• Information given:
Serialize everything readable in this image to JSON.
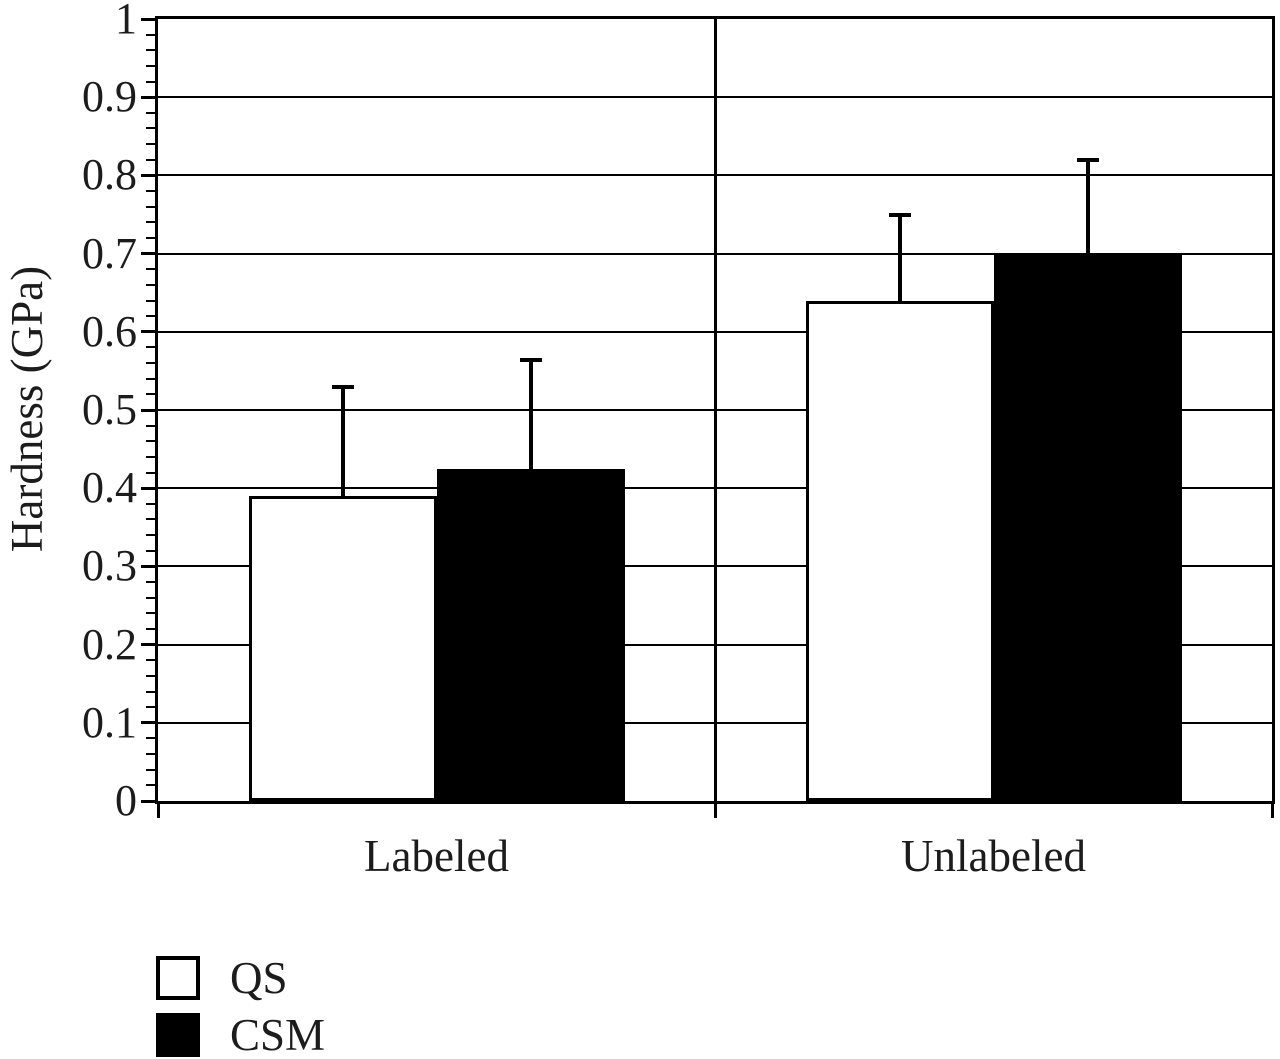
{
  "chart_data": {
    "type": "bar",
    "title": "",
    "ylabel": "Hardness (GPa)",
    "xlabel": "",
    "categories": [
      "Labeled",
      "Unlabeled"
    ],
    "series": [
      {
        "name": "QS",
        "fill": "#ffffff",
        "values": [
          0.39,
          0.64
        ],
        "errors_plus": [
          0.14,
          0.11
        ]
      },
      {
        "name": "CSM",
        "fill": "#000000",
        "values": [
          0.425,
          0.7
        ],
        "errors_plus": [
          0.14,
          0.12
        ]
      }
    ],
    "ylim": [
      0,
      1
    ],
    "ytick_step": 0.1,
    "yminor_step": 0.02,
    "ytick_labels": [
      "0",
      "0.1",
      "0.2",
      "0.3",
      "0.4",
      "0.5",
      "0.6",
      "0.7",
      "0.8",
      "0.9",
      "1"
    ],
    "grid": "horizontal-major",
    "panel_divider": true,
    "error_bars": "plus-only",
    "legend_position": "bottom-left",
    "colors": {
      "line": "#000000",
      "text": "#1c1c1c",
      "bar_qs_fill": "#ffffff",
      "bar_csm_fill": "#000000",
      "background": "#ffffff"
    }
  }
}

• Exercise instructions: Repeat all the data as it stands, dropping any images it holds.

• Expected answer:
Serialize everything readable in this image to JSON.
{
  "chart_data": {
    "type": "bar",
    "title": "",
    "ylabel": "Hardness (GPa)",
    "xlabel": "",
    "categories": [
      "Labeled",
      "Unlabeled"
    ],
    "series": [
      {
        "name": "QS",
        "fill": "#ffffff",
        "values": [
          0.39,
          0.64
        ],
        "errors_plus": [
          0.14,
          0.11
        ]
      },
      {
        "name": "CSM",
        "fill": "#000000",
        "values": [
          0.425,
          0.7
        ],
        "errors_plus": [
          0.14,
          0.12
        ]
      }
    ],
    "ylim": [
      0,
      1
    ],
    "ytick_step": 0.1,
    "yminor_step": 0.02,
    "ytick_labels": [
      "0",
      "0.1",
      "0.2",
      "0.3",
      "0.4",
      "0.5",
      "0.6",
      "0.7",
      "0.8",
      "0.9",
      "1"
    ],
    "grid": "horizontal-major",
    "panel_divider": true,
    "error_bars": "plus-only",
    "legend_position": "bottom-left",
    "colors": {
      "line": "#000000",
      "text": "#1c1c1c",
      "bar_qs_fill": "#ffffff",
      "bar_csm_fill": "#000000",
      "background": "#ffffff"
    }
  }
}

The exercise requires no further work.